Aim of the task: Where a line in the listing contains the string "Name", copy that line out.

===== Records shown =====

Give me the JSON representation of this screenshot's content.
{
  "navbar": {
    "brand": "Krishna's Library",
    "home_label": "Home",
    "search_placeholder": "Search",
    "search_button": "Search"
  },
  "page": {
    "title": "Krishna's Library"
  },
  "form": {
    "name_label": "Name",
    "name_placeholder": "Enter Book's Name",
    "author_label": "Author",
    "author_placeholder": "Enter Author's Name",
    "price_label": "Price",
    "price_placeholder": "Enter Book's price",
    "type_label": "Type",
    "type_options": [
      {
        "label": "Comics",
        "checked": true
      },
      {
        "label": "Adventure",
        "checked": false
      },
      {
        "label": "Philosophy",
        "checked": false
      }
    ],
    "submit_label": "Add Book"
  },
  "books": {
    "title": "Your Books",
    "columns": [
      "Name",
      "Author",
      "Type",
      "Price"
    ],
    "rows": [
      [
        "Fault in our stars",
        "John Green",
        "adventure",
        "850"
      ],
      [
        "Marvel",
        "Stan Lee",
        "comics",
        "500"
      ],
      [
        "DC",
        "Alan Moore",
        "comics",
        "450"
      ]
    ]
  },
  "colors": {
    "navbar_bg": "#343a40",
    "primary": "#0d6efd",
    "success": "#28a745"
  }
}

=====

Answer to this exercise:
    "name_label": "Name",
    "name_placeholder": "Enter Book's Name",
    "author_placeholder": "Enter Author's Name",
      "Name",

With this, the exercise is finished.